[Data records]
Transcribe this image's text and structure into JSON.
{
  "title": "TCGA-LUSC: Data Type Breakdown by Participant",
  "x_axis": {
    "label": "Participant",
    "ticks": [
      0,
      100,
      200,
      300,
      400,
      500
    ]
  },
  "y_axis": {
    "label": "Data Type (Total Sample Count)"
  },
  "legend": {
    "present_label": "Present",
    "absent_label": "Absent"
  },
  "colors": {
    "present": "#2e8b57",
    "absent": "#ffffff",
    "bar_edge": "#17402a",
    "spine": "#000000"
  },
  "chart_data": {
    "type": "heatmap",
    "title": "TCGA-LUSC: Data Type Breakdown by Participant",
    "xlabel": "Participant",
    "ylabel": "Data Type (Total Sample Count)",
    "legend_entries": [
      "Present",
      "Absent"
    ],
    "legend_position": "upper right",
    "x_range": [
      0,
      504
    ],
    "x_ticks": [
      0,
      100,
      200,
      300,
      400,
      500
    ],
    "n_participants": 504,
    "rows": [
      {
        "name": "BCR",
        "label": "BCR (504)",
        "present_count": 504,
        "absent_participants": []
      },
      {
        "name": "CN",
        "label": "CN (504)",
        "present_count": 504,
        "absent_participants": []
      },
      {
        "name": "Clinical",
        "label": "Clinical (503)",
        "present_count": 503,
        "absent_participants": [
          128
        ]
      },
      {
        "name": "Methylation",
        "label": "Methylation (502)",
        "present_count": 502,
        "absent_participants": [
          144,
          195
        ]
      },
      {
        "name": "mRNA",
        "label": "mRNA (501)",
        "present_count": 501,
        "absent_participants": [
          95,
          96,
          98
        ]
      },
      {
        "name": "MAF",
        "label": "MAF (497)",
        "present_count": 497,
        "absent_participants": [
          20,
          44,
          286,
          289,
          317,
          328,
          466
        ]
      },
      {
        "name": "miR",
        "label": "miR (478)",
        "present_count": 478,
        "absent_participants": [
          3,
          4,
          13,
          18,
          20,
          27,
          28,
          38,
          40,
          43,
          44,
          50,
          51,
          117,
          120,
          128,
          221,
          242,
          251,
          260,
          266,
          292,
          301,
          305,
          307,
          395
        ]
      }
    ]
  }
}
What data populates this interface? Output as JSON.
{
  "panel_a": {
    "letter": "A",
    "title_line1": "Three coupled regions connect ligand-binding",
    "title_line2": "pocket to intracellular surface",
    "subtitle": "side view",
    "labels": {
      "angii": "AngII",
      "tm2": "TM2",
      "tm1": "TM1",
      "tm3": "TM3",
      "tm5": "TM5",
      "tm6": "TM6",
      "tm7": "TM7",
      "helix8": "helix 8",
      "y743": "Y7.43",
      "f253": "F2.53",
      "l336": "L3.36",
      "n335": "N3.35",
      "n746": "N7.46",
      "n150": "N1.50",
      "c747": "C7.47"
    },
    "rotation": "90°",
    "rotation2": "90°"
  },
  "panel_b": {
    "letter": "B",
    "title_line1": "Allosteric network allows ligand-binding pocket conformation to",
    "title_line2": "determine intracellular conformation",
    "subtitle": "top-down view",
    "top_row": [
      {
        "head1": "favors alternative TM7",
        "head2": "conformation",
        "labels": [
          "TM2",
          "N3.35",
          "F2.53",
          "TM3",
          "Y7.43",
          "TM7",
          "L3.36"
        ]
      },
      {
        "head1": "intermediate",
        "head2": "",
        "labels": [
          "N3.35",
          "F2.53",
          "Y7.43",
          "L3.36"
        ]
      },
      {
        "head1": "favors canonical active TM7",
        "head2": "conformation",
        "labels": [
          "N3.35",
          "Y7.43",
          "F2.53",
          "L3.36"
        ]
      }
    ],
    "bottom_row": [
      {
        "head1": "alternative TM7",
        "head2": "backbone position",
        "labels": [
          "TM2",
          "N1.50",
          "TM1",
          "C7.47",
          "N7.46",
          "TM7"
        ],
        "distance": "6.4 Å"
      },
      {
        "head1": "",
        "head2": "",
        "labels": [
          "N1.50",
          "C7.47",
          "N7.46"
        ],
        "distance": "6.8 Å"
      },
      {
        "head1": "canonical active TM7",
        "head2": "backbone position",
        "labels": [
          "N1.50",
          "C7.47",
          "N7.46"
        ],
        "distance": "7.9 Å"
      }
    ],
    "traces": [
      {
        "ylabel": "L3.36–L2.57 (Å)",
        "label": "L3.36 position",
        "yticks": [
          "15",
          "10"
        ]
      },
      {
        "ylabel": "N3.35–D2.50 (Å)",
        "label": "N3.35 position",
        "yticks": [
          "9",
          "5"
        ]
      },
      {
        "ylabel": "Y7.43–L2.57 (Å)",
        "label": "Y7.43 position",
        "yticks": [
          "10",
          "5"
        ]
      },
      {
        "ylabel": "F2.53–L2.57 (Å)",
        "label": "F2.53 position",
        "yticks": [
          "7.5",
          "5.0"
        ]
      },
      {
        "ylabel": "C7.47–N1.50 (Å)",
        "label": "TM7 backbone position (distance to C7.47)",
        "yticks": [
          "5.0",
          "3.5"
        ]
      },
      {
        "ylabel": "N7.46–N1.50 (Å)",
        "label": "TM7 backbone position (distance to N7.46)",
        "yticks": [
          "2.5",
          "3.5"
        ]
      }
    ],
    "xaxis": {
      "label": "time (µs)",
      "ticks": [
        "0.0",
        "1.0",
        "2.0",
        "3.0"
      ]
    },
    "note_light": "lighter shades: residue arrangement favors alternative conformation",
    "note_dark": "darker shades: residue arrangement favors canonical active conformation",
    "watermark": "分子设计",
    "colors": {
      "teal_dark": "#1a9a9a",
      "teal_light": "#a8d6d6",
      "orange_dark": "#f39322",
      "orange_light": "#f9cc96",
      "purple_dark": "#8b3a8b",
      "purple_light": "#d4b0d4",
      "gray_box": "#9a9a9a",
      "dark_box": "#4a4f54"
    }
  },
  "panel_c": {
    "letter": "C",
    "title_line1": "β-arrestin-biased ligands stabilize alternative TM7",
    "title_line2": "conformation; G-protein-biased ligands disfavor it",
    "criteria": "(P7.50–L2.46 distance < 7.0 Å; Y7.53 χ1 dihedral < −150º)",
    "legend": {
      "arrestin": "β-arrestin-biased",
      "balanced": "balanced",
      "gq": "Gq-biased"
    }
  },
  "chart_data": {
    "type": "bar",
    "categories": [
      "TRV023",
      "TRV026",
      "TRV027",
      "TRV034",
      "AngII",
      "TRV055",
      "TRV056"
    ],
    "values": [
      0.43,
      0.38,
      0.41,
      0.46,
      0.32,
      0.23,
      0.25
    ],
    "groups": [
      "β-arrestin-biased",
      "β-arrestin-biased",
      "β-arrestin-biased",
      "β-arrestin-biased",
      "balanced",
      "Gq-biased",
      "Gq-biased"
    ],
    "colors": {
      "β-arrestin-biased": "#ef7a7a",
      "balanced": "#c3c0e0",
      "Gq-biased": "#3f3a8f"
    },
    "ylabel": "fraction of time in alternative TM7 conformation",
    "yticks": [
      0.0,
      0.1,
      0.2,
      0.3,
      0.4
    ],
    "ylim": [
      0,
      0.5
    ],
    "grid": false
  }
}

### HOW TO COMPLETE THIS TASK
Every entry shown above should be transcribed without alteration.

### REPLY TO THE TASK
Transcribe this image's text and structure into JSON.
{
  "title": "TCGA-LUSC: Data Type Breakdown by Participant",
  "x_axis": {
    "label": "Participant",
    "ticks": [
      0,
      100,
      200,
      300,
      400,
      500
    ]
  },
  "y_axis": {
    "label": "Data Type (Total Sample Count)"
  },
  "legend": {
    "present_label": "Present",
    "absent_label": "Absent"
  },
  "colors": {
    "present": "#2e8b57",
    "absent": "#ffffff",
    "bar_edge": "#17402a",
    "spine": "#000000"
  },
  "chart_data": {
    "type": "heatmap",
    "title": "TCGA-LUSC: Data Type Breakdown by Participant",
    "xlabel": "Participant",
    "ylabel": "Data Type (Total Sample Count)",
    "legend_entries": [
      "Present",
      "Absent"
    ],
    "legend_position": "upper right",
    "x_range": [
      0,
      504
    ],
    "x_ticks": [
      0,
      100,
      200,
      300,
      400,
      500
    ],
    "n_participants": 504,
    "rows": [
      {
        "name": "BCR",
        "label": "BCR (504)",
        "present_count": 504,
        "absent_participants": []
      },
      {
        "name": "CN",
        "label": "CN (504)",
        "present_count": 504,
        "absent_participants": []
      },
      {
        "name": "Clinical",
        "label": "Clinical (503)",
        "present_count": 503,
        "absent_participants": [
          128
        ]
      },
      {
        "name": "Methylation",
        "label": "Methylation (502)",
        "present_count": 502,
        "absent_participants": [
          144,
          195
        ]
      },
      {
        "name": "mRNA",
        "label": "mRNA (501)",
        "present_count": 501,
        "absent_participants": [
          95,
          96,
          98
        ]
      },
      {
        "name": "MAF",
        "label": "MAF (497)",
        "present_count": 497,
        "absent_participants": [
          20,
          44,
          286,
          289,
          317,
          328,
          466
        ]
      },
      {
        "name": "miR",
        "label": "miR (478)",
        "present_count": 478,
        "absent_participants": [
          3,
          4,
          13,
          18,
          20,
          27,
          28,
          38,
          40,
          43,
          44,
          50,
          51,
          117,
          120,
          128,
          221,
          242,
          251,
          260,
          266,
          292,
          301,
          305,
          307,
          395
        ]
      }
    ]
  }
}
What data populates this interface? Output as JSON.
{
  "panel_a": {
    "letter": "A",
    "title_line1": "Three coupled regions connect ligand-binding",
    "title_line2": "pocket to intracellular surface",
    "subtitle": "side view",
    "labels": {
      "angii": "AngII",
      "tm2": "TM2",
      "tm1": "TM1",
      "tm3": "TM3",
      "tm5": "TM5",
      "tm6": "TM6",
      "tm7": "TM7",
      "helix8": "helix 8",
      "y743": "Y7.43",
      "f253": "F2.53",
      "l336": "L3.36",
      "n335": "N3.35",
      "n746": "N7.46",
      "n150": "N1.50",
      "c747": "C7.47"
    },
    "rotation": "90°",
    "rotation2": "90°"
  },
  "panel_b": {
    "letter": "B",
    "title_line1": "Allosteric network allows ligand-binding pocket conformation to",
    "title_line2": "determine intracellular conformation",
    "subtitle": "top-down view",
    "top_row": [
      {
        "head1": "favors alternative TM7",
        "head2": "conformation",
        "labels": [
          "TM2",
          "N3.35",
          "F2.53",
          "TM3",
          "Y7.43",
          "TM7",
          "L3.36"
        ]
      },
      {
        "head1": "intermediate",
        "head2": "",
        "labels": [
          "N3.35",
          "F2.53",
          "Y7.43",
          "L3.36"
        ]
      },
      {
        "head1": "favors canonical active TM7",
        "head2": "conformation",
        "labels": [
          "N3.35",
          "Y7.43",
          "F2.53",
          "L3.36"
        ]
      }
    ],
    "bottom_row": [
      {
        "head1": "alternative TM7",
        "head2": "backbone position",
        "labels": [
          "TM2",
          "N1.50",
          "TM1",
          "C7.47",
          "N7.46",
          "TM7"
        ],
        "distance": "6.4 Å"
      },
      {
        "head1": "",
        "head2": "",
        "labels": [
          "N1.50",
          "C7.47",
          "N7.46"
        ],
        "distance": "6.8 Å"
      },
      {
        "head1": "canonical active TM7",
        "head2": "backbone position",
        "labels": [
          "N1.50",
          "C7.47",
          "N7.46"
        ],
        "distance": "7.9 Å"
      }
    ],
    "traces": [
      {
        "ylabel": "L3.36–L2.57 (Å)",
        "label": "L3.36 position",
        "yticks": [
          "15",
          "10"
        ]
      },
      {
        "ylabel": "N3.35–D2.50 (Å)",
        "label": "N3.35 position",
        "yticks": [
          "9",
          "5"
        ]
      },
      {
        "ylabel": "Y7.43–L2.57 (Å)",
        "label": "Y7.43 position",
        "yticks": [
          "10",
          "5"
        ]
      },
      {
        "ylabel": "F2.53–L2.57 (Å)",
        "label": "F2.53 position",
        "yticks": [
          "7.5",
          "5.0"
        ]
      },
      {
        "ylabel": "C7.47–N1.50 (Å)",
        "label": "TM7 backbone position (distance to C7.47)",
        "yticks": [
          "5.0",
          "3.5"
        ]
      },
      {
        "ylabel": "N7.46–N1.50 (Å)",
        "label": "TM7 backbone position (distance to N7.46)",
        "yticks": [
          "2.5",
          "3.5"
        ]
      }
    ],
    "xaxis": {
      "label": "time (µs)",
      "ticks": [
        "0.0",
        "1.0",
        "2.0",
        "3.0"
      ]
    },
    "note_light": "lighter shades: residue arrangement favors alternative conformation",
    "note_dark": "darker shades: residue arrangement favors canonical active conformation",
    "watermark": "分子设计",
    "colors": {
      "teal_dark": "#1a9a9a",
      "teal_light": "#a8d6d6",
      "orange_dark": "#f39322",
      "orange_light": "#f9cc96",
      "purple_dark": "#8b3a8b",
      "purple_light": "#d4b0d4",
      "gray_box": "#9a9a9a",
      "dark_box": "#4a4f54"
    }
  },
  "panel_c": {
    "letter": "C",
    "title_line1": "β-arrestin-biased ligands stabilize alternative TM7",
    "title_line2": "conformation; G-protein-biased ligands disfavor it",
    "criteria": "(P7.50–L2.46 distance < 7.0 Å; Y7.53 χ1 dihedral < −150º)",
    "legend": {
      "arrestin": "β-arrestin-biased",
      "balanced": "balanced",
      "gq": "Gq-biased"
    }
  },
  "chart_data": {
    "type": "bar",
    "categories": [
      "TRV023",
      "TRV026",
      "TRV027",
      "TRV034",
      "AngII",
      "TRV055",
      "TRV056"
    ],
    "values": [
      0.43,
      0.38,
      0.41,
      0.46,
      0.32,
      0.23,
      0.25
    ],
    "groups": [
      "β-arrestin-biased",
      "β-arrestin-biased",
      "β-arrestin-biased",
      "β-arrestin-biased",
      "balanced",
      "Gq-biased",
      "Gq-biased"
    ],
    "colors": {
      "β-arrestin-biased": "#ef7a7a",
      "balanced": "#c3c0e0",
      "Gq-biased": "#3f3a8f"
    },
    "ylabel": "fraction of time in alternative TM7 conformation",
    "yticks": [
      0.0,
      0.1,
      0.2,
      0.3,
      0.4
    ],
    "ylim": [
      0,
      0.5
    ],
    "grid": false
  }
}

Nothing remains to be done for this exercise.